══ Data for processing

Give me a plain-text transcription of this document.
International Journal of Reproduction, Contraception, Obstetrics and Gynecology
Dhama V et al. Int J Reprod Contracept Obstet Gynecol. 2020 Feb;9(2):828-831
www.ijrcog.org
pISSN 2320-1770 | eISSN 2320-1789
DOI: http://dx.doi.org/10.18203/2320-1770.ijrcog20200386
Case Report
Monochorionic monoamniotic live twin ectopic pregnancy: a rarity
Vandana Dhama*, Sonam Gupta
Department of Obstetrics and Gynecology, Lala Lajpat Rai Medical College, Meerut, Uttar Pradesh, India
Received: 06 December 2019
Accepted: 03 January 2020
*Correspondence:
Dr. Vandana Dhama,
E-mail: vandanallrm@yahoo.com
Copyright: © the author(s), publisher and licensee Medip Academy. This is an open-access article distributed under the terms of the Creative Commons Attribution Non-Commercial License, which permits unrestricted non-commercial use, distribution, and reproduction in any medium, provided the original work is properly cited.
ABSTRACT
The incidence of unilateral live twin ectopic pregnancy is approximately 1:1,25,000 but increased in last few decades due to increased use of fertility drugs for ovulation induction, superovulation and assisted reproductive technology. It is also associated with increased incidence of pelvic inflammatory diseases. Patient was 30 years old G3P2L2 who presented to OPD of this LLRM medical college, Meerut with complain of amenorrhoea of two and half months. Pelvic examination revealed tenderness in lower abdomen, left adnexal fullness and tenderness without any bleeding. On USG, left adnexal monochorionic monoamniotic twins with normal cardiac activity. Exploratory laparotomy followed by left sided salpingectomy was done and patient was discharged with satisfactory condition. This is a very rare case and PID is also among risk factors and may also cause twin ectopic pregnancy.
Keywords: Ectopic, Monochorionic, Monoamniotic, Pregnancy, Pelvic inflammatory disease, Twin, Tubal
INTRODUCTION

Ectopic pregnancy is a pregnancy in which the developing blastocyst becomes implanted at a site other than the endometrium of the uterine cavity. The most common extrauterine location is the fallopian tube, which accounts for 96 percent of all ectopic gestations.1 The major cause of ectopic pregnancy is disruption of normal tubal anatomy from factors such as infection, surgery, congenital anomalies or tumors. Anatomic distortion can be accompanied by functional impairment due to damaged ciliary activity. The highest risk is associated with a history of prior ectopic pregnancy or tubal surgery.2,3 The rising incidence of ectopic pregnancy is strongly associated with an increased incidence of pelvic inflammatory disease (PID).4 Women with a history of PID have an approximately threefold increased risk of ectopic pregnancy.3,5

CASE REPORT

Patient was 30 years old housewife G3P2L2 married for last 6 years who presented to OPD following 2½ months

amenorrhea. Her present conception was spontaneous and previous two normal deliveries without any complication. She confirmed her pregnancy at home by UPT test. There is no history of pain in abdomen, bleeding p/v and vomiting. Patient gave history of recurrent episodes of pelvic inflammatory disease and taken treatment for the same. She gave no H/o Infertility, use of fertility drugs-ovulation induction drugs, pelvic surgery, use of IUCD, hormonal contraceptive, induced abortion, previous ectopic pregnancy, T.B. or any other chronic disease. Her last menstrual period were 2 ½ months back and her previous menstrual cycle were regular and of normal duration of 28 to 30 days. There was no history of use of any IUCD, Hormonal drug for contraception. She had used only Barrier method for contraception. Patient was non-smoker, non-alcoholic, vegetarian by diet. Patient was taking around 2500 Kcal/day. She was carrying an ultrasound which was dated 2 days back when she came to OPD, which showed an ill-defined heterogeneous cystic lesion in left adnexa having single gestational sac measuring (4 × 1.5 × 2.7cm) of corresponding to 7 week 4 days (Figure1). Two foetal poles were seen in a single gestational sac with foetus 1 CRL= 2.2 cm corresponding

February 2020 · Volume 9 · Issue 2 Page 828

════

Write out every entry above exactly as given.

Give me a plain-text transcription of this document.
International Journal of Reproduction, Contraception, Obstetrics and Gynecology
Dhama V et al. Int J Reprod Contracept Obstet Gynecol. 2020 Feb;9(2):828-831
www.ijrcog.org
pISSN 2320-1770 | eISSN 2320-1789
DOI: http://dx.doi.org/10.18203/2320-1770.ijrcog20200386
Case Report
Monochorionic monoamniotic live twin ectopic pregnancy: a rarity
Vandana Dhama*, Sonam Gupta
Department of Obstetrics and Gynecology, Lala Lajpat Rai Medical College, Meerut, Uttar Pradesh, India
Received: 06 December 2019
Accepted: 03 January 2020
*Correspondence:
Dr. Vandana Dhama,
E-mail: vandanallrm@yahoo.com
Copyright: © the author(s), publisher and licensee Medip Academy. This is an open-access article distributed under the terms of the Creative Commons Attribution Non-Commercial License, which permits unrestricted non-commercial use, distribution, and reproduction in any medium, provided the original work is properly cited.
ABSTRACT
The incidence of unilateral live twin ectopic pregnancy is approximately 1:1,25,000 but increased in last few decades due to increased use of fertility drugs for ovulation induction, superovulation and assisted reproductive technology. It is also associated with increased incidence of pelvic inflammatory diseases. Patient was 30 years old G3P2L2 who presented to OPD of this LLRM medical college, Meerut with complain of amenorrhoea of two and half months. Pelvic examination revealed tenderness in lower abdomen, left adnexal fullness and tenderness without any bleeding. On USG, left adnexal monochorionic monoamniotic twins with normal cardiac activity. Exploratory laparotomy followed by left sided salpingectomy was done and patient was discharged with satisfactory condition. This is a very rare case and PID is also among risk factors and may also cause twin ectopic pregnancy.
Keywords: Ectopic, Monochorionic, Monoamniotic, Pregnancy, Pelvic inflammatory disease, Twin, Tubal
INTRODUCTION

Ectopic pregnancy is a pregnancy in which the developing blastocyst becomes implanted at a site other than the endometrium of the uterine cavity. The most common extrauterine location is the fallopian tube, which accounts for 96 percent of all ectopic gestations.1 The major cause of ectopic pregnancy is disruption of normal tubal anatomy from factors such as infection, surgery, congenital anomalies or tumors. Anatomic distortion can be accompanied by functional impairment due to damaged ciliary activity. The highest risk is associated with a history of prior ectopic pregnancy or tubal surgery.2,3 The rising incidence of ectopic pregnancy is strongly associated with an increased incidence of pelvic inflammatory disease (PID).4 Women with a history of PID have an approximately threefold increased risk of ectopic pregnancy.3,5

CASE REPORT

Patient was 30 years old housewife G3P2L2 married for last 6 years who presented to OPD following 2½ months

amenorrhea. Her present conception was spontaneous and previous two normal deliveries without any complication. She confirmed her pregnancy at home by UPT test. There is no history of pain in abdomen, bleeding p/v and vomiting. Patient gave history of recurrent episodes of pelvic inflammatory disease and taken treatment for the same. She gave no H/o Infertility, use of fertility drugs-ovulation induction drugs, pelvic surgery, use of IUCD, hormonal contraceptive, induced abortion, previous ectopic pregnancy, T.B. or any other chronic disease. Her last menstrual period were 2 ½ months back and her previous menstrual cycle were regular and of normal duration of 28 to 30 days. There was no history of use of any IUCD, Hormonal drug for contraception. She had used only Barrier method for contraception. Patient was non-smoker, non-alcoholic, vegetarian by diet. Patient was taking around 2500 Kcal/day. She was carrying an ultrasound which was dated 2 days back when she came to OPD, which showed an ill-defined heterogeneous cystic lesion in left adnexa having single gestational sac measuring (4 × 1.5 × 2.7cm) of corresponding to 7 week 4 days (Figure1). Two foetal poles were seen in a single gestational sac with foetus 1 CRL= 2.2 cm corresponding

February 2020 · Volume 9 · Issue 2 Page 828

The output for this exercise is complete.